● **WRITTEN REQUEST**
Collect every line below that contains the word "What".

^^^^^^^^

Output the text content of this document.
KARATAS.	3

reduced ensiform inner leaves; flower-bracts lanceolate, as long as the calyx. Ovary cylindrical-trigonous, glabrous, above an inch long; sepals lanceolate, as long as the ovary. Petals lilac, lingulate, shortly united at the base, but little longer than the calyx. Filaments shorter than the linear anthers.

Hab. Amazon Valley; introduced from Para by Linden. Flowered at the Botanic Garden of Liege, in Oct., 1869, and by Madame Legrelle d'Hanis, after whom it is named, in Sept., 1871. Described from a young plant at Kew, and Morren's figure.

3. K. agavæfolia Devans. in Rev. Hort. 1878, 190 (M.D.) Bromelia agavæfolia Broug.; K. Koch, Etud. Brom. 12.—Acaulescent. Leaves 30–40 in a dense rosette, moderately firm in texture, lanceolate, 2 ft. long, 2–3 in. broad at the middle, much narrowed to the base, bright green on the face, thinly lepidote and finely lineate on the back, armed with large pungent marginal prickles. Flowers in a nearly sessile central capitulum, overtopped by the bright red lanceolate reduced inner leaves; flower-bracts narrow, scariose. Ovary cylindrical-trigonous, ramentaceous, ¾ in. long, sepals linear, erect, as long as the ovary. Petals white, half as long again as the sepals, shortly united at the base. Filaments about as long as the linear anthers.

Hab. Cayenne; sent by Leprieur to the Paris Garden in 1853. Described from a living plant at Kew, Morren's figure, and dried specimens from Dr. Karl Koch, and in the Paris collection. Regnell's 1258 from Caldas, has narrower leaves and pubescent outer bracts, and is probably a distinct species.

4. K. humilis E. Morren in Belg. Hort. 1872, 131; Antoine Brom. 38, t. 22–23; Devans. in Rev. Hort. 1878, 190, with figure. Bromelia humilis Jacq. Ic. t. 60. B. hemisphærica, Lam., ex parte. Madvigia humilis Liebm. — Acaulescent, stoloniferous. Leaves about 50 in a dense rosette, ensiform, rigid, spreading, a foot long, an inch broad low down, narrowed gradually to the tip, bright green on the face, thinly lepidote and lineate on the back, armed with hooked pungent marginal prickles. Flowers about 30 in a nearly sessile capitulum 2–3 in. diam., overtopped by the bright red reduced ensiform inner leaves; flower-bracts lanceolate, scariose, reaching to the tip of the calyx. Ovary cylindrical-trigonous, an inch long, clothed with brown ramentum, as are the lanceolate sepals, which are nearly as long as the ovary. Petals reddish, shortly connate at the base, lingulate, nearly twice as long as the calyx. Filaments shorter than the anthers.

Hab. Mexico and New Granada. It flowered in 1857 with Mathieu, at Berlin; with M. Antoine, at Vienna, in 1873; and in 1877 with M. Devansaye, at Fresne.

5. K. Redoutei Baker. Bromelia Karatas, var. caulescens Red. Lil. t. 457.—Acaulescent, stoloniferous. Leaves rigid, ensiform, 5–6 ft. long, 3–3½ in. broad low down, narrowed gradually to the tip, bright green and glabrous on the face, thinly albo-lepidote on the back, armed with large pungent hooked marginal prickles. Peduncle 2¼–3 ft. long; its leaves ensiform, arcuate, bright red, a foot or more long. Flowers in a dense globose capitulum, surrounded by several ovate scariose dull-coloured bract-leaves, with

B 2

^^^^^^^^

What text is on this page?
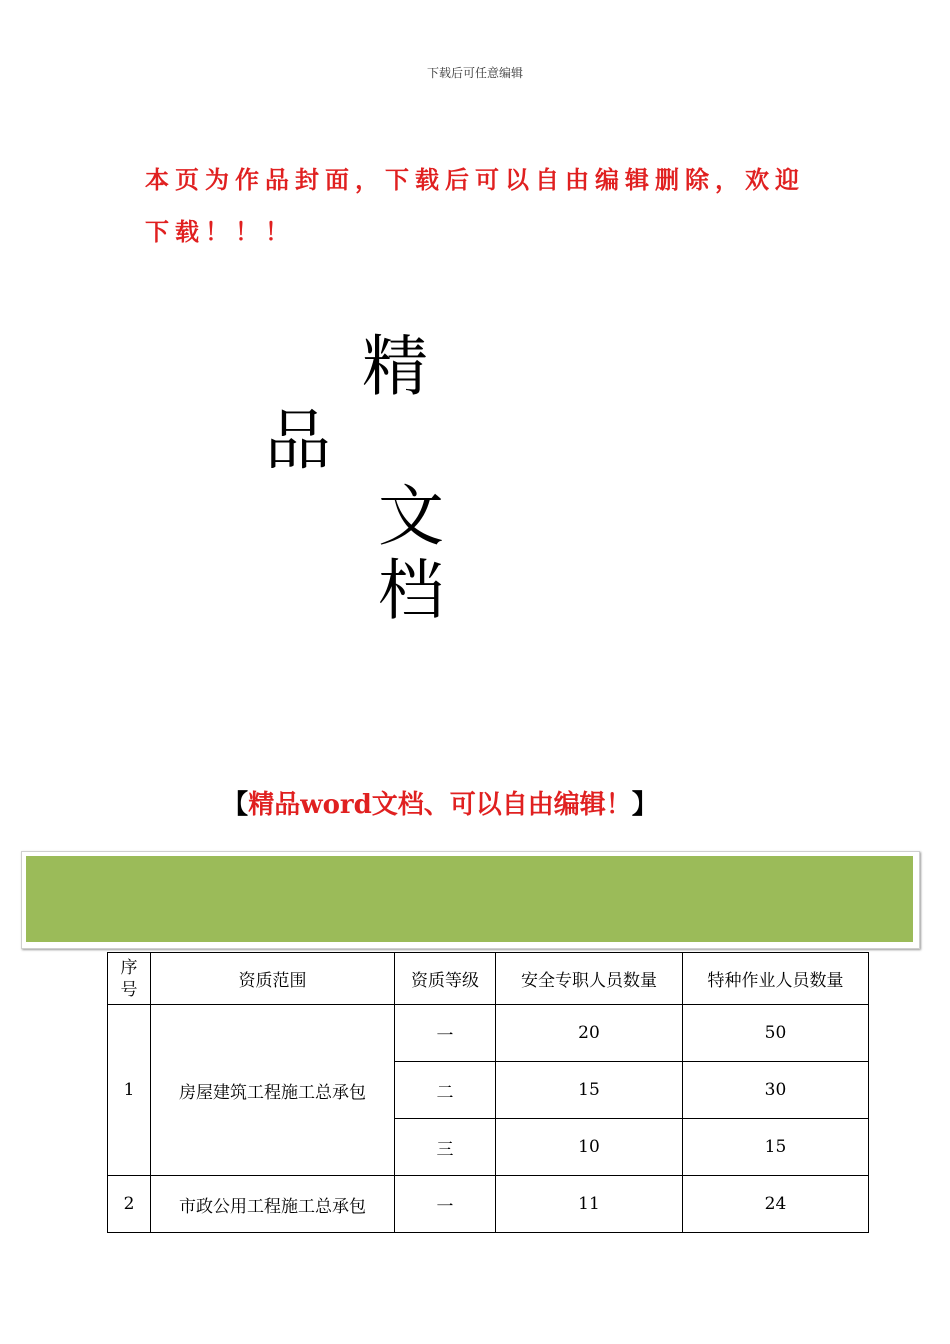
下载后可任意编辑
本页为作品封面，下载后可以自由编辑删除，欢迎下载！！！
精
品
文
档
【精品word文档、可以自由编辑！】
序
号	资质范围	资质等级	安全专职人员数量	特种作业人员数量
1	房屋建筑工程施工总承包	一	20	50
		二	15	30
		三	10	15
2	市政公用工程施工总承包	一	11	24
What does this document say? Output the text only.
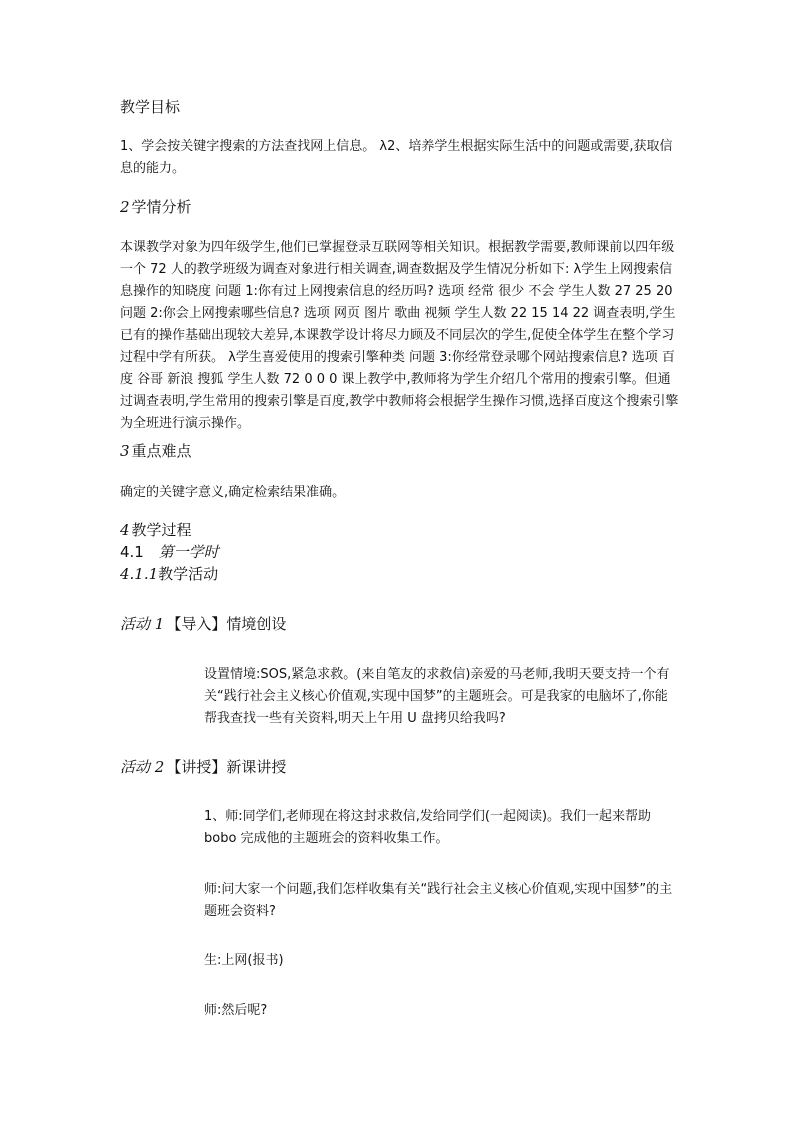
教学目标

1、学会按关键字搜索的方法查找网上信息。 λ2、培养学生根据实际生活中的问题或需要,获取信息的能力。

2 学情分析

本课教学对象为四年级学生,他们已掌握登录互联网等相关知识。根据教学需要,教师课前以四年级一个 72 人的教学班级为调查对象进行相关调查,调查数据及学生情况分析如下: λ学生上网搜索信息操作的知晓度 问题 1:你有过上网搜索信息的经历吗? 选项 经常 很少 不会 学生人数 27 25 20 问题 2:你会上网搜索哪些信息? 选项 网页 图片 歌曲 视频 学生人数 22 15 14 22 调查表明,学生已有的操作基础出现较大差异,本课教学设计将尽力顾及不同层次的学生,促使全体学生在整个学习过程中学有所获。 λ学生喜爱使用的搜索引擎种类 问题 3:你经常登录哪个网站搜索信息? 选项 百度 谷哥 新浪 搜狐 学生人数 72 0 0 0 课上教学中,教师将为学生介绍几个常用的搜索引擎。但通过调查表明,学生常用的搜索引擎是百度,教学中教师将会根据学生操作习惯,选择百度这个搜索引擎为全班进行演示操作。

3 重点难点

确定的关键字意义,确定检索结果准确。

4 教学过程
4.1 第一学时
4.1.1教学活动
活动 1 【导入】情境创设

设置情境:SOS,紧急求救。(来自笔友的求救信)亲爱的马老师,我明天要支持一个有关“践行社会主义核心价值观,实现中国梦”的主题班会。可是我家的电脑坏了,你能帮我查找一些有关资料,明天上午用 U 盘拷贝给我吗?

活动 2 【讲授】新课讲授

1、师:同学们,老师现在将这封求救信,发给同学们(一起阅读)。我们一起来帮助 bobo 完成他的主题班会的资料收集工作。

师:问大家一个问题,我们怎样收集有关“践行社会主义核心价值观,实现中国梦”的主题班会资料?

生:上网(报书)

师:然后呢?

^^^^^^^^

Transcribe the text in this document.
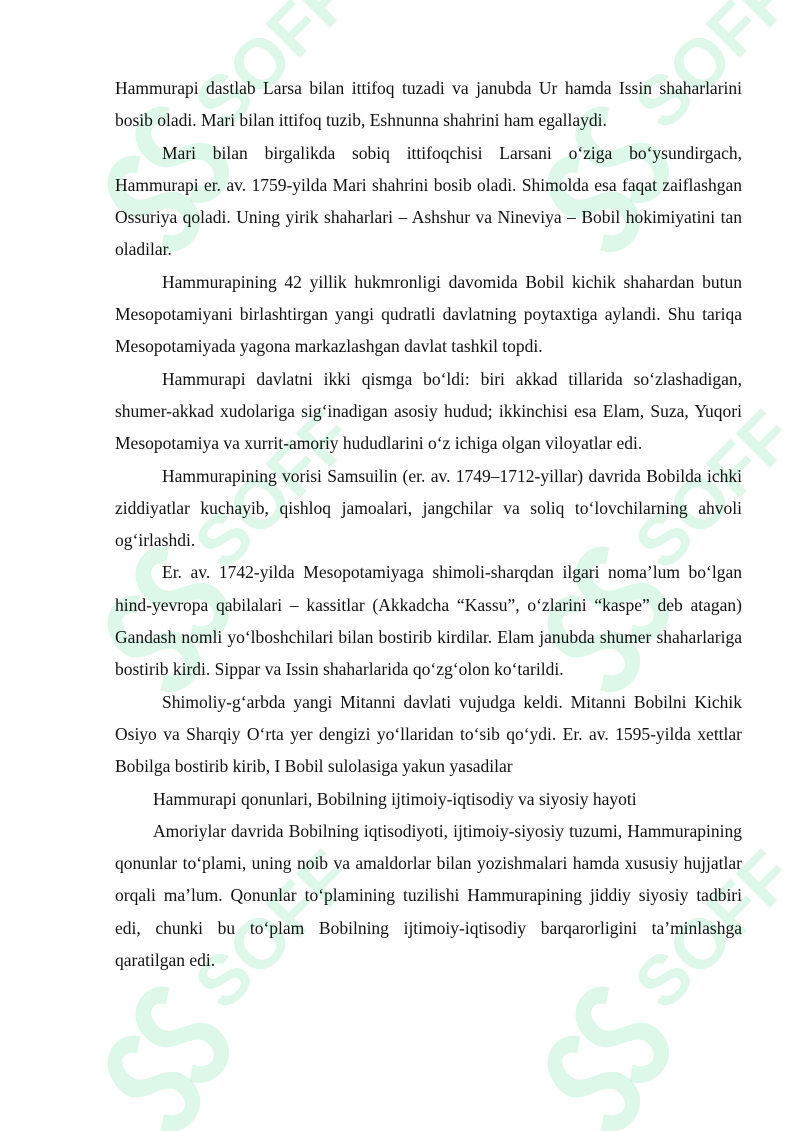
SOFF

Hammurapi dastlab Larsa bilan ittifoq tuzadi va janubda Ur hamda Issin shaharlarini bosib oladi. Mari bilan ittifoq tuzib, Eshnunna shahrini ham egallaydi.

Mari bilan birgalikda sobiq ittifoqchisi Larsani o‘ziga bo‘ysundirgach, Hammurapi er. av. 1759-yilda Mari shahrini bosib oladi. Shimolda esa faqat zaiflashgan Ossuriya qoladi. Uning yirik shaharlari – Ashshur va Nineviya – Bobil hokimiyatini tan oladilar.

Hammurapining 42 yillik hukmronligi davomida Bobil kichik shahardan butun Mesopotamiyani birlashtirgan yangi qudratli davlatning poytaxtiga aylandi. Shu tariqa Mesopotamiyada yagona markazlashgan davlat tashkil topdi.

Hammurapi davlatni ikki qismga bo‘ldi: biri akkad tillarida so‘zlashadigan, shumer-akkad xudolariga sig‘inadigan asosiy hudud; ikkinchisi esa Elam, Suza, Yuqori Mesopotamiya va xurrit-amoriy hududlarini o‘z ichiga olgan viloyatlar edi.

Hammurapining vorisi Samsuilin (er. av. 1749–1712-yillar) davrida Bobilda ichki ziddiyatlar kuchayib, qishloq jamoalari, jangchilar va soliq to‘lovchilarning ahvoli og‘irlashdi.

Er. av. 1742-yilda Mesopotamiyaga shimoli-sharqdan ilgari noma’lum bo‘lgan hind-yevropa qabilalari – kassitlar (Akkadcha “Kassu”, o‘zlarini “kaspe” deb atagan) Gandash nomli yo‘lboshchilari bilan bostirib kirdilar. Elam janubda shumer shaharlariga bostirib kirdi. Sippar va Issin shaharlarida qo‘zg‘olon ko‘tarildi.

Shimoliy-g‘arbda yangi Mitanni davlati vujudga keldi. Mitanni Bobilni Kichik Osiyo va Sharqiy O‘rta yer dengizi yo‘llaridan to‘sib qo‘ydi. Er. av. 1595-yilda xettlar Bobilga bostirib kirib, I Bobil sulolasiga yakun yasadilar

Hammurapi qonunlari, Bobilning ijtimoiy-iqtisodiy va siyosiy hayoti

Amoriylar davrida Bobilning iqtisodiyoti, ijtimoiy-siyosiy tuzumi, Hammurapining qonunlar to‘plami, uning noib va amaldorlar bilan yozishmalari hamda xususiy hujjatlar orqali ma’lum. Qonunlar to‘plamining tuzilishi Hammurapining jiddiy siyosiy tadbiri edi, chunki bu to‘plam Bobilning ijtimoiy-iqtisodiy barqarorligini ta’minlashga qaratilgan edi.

^^^^^^^^

● **CORRECT RESPONSE**
What text is on this page?
What does this document say? Output the text only.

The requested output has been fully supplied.